→ TEXT EXCERPT:
# # # # #

NA = not applicable.

bold = new sequences generated for this paper.

With the overview tree as a guide, we divided the data into three subsets, Melampsorineae (73 species), Raveneliineae (77 species) and Uredinineae (164 species), for additional sampling and analyses (Table S1). In expanded sampling, we included taxa only sequenced for one of the three loci in order to broaden both generic representation and species representation for polyphyletic genera. Trees were rooted from the sister lineage as shown by the overview tree, or, in the case of Raveneliineae, midpoint rooted.

DNA extraction, PCR and sequencing

DNA was extracted from fresh or herbarium material with the UltraClean Plant DNA Isolation Kit (MoBio Laboratories Inc., Solana Beach, CA, U.S.A.). The nuclear large subunit (28S) region of the ribosomal DNA repeat was amplified with Rust2INV (Aime 2006)/LR6 or LR7 (Vilgalys & Hester 1990) and, for weak products, nested with Rust28SF (Aime et al. 2018a)/LR5 or LR6 (Vilgalys & Hester 1990) following the protocols of Aime et al. 2018a. The small subunit (18S) region of the ribosomal DNA repeat was amplified with NS1 (White et al. 1990)/Rust 18S-R (Aime 2006) and nested with RustNS2-F (Aime et al. 2018a)/NS6 (White et al. 1990) following the protocols of Aime et al. (2018a). Cytochrome-c-oxidase subunit 3 (CO3) of the mitochondrial DNA was amplified with CO3_F1/CO3_R1 (Vialle et al. 2009) following the protocols of Vialle et al. (2009). PCR products were cleaned and sequenced with the amplification primers by Macrogen (Seoul, Korea) or Beckman Coulter Sequencing (Danvers, Massachusetts, USA). Sequences were edited in Sequencher v. 4.5–5.4 (Gene Codes Corp., Ann Arbor, Michigan, USA) and verified by BLASTn against the NCBI database (Altschul et al. 1990). Sequence accession numbers are provided in Tables 1 and S1.

# # # # #

→ Dataset entries:
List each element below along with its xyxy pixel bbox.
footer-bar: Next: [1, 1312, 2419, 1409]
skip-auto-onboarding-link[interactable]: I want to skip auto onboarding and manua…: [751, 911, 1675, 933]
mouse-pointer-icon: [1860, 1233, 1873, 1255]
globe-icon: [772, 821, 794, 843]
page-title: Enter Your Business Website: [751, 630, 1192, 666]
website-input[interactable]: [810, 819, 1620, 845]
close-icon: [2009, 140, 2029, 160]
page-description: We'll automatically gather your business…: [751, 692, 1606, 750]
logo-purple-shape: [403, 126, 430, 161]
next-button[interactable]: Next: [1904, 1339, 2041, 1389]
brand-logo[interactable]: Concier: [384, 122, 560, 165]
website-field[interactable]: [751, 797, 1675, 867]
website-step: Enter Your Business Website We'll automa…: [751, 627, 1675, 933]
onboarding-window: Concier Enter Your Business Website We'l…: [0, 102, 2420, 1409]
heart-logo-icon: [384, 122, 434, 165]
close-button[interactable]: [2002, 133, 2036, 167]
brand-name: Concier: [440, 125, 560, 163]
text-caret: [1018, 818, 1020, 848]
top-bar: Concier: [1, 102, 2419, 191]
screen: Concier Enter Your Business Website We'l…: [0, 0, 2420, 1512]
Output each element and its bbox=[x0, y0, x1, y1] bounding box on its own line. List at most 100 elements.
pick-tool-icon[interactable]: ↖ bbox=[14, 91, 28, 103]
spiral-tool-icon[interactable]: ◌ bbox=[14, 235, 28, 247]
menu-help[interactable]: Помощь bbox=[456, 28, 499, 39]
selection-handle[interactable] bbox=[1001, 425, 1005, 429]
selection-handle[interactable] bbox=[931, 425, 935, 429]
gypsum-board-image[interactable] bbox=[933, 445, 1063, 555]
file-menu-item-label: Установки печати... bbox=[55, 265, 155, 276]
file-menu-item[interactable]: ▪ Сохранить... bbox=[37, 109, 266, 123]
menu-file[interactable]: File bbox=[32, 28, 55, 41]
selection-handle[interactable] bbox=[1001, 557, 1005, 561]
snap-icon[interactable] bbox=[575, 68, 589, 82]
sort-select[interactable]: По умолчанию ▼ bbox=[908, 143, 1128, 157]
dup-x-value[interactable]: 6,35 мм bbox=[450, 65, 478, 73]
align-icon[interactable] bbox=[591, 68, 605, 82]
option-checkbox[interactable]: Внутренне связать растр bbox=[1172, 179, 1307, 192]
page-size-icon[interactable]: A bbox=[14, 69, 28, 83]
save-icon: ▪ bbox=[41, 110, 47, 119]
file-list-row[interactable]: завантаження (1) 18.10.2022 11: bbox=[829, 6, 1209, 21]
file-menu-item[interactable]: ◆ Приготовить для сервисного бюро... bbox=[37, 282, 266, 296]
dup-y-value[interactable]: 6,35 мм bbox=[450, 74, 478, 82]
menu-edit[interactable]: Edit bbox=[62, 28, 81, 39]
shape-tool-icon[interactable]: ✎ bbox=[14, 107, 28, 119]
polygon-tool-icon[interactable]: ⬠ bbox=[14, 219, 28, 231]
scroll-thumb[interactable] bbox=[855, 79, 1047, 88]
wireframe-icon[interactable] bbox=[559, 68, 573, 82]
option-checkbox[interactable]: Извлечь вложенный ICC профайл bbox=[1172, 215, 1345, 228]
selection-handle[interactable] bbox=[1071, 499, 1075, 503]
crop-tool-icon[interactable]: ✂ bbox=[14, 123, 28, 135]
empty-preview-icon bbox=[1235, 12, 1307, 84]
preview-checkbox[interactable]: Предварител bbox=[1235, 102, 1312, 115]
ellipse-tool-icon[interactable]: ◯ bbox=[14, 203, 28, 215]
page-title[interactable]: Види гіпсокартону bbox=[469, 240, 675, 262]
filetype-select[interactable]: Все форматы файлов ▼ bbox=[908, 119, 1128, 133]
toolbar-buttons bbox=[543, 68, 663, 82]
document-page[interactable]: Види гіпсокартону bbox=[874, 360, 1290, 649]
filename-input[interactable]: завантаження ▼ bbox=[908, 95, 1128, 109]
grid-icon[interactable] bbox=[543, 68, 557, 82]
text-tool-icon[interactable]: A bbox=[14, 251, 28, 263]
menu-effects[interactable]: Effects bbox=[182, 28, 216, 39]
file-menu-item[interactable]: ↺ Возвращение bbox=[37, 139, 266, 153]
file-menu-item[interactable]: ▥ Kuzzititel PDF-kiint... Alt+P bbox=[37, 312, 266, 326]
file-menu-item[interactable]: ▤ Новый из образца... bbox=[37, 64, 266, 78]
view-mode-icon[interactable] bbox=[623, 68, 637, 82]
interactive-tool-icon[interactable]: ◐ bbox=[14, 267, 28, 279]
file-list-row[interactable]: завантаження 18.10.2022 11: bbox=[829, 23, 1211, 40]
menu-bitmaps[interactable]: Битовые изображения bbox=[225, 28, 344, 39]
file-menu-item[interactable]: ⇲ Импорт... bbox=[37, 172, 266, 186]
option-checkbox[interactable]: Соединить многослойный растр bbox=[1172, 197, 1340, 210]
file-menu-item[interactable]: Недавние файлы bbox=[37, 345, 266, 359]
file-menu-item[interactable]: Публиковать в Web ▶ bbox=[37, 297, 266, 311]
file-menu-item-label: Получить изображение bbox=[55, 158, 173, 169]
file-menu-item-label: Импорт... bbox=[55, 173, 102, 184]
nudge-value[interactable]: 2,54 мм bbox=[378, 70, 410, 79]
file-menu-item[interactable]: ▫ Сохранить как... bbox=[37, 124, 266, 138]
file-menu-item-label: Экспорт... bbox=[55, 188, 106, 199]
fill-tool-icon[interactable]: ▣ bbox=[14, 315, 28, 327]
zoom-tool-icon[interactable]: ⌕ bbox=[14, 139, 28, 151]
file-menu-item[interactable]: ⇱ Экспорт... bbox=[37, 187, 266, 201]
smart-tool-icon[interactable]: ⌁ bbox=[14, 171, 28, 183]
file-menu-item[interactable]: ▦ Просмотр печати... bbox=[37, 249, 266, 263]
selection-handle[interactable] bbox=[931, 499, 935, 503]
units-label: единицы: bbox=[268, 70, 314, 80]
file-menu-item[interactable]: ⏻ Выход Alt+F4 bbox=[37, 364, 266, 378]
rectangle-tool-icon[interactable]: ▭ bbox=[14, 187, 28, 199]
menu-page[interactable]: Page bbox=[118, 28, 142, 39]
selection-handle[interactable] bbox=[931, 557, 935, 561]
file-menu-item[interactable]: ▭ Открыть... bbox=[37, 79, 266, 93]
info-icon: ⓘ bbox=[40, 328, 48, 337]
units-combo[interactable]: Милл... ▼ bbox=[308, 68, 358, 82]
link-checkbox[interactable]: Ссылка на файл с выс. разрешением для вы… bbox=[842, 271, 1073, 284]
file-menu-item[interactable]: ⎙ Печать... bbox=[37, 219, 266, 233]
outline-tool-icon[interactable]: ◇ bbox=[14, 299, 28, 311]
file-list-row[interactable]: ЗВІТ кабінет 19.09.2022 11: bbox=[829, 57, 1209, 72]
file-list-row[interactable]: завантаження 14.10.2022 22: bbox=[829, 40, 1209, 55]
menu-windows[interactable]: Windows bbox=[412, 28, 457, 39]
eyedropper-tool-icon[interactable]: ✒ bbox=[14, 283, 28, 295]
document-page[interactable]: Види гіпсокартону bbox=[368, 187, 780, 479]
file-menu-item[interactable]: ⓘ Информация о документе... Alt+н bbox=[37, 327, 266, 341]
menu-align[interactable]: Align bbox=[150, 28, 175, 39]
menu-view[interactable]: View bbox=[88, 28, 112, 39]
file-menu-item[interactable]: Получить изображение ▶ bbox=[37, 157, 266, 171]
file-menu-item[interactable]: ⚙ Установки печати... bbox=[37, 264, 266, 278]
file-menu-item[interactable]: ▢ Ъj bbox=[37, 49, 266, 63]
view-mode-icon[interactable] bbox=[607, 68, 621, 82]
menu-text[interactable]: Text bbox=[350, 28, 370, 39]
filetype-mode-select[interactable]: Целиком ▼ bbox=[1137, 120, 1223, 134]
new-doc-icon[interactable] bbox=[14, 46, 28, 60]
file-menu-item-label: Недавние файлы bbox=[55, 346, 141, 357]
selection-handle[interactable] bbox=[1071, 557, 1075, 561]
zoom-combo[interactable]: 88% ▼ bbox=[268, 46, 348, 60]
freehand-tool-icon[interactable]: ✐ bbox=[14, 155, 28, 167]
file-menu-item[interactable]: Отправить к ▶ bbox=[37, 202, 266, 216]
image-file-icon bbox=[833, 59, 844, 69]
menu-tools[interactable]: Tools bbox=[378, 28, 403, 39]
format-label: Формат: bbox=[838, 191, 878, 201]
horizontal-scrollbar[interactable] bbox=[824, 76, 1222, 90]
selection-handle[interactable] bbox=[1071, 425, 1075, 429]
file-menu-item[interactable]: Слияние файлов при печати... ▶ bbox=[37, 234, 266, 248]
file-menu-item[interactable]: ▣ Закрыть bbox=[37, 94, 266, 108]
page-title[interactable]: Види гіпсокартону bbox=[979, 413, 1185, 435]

# # # # #

→ TASK BRIEF: Please quote the sequencing methods passage above, starting at the words "bold = new sequences" and stopping after the words "Raveneliineae, midpoint rooted.".

→ SOLUTION BELOW:
bold = new sequences generated for this paper.

With the overview tree as a guide, we divided the data into three subsets, Melampsorineae (73 species), Raveneliineae (77 species) and Uredinineae (164 species), for additional sampling and analyses (Table S1). In expanded sampling, we included taxa only sequenced for one of the three loci in order to broaden both generic representation and species representation for polyphyletic genera. Trees were rooted from the sister lineage as shown by the overview tree, or, in the case of Raveneliineae, midpoint rooted.